Write the material out again in full, word for word. Do not include the pictures.

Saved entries

┄┄┄┄┄┄┄┄┄┄┄┄┄┄┄┄┄┄┄┄

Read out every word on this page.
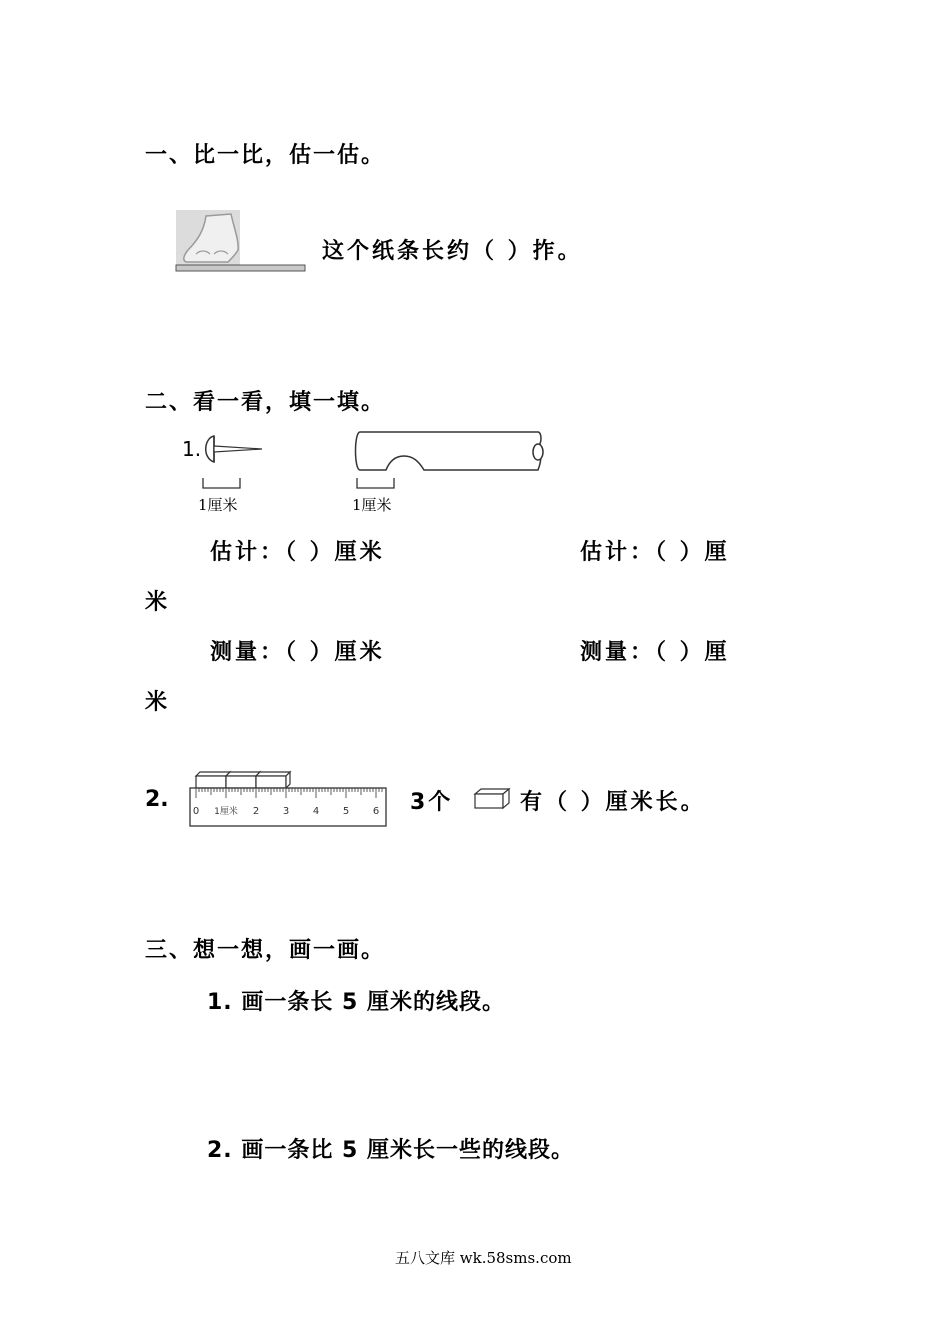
一、比一比，估一估。
这个纸条长约（ ）拃。
二、看一看，填一填。
1.
1厘米	1厘米
估计：（ ）厘米	估计：（ ）厘
米
测量：（ ）厘米	测量：（ ）厘
米
2. 0 1厘米 2 3 4 5 6 3个	有（ ）厘米长。
三、想一想，画一画。
1. 画一条长 5 厘米的线段。
2. 画一条比 5 厘米长一些的线段。
五八文库 wk.58sms.com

┄┄┄┄┄┄┄┄┄┄┄┄┄┄┄┄┄┄┄┄

▸ SOLUTION FOR THIS EXERCISE
Read out every word on this page.
一、比一比，估一估。
这个纸条长约（ ）拃。
二、看一看，填一填。
1.
1厘米	1厘米
估计：（ ）厘米	估计：（ ）厘
米
测量：（ ）厘米	测量：（ ）厘
米
2. 0 1厘米 2 3 4 5 6 3个	有（ ）厘米长。
三、想一想，画一画。
1. 画一条长 5 厘米的线段。
2. 画一条比 5 厘米长一些的线段。
五八文库 wk.58sms.com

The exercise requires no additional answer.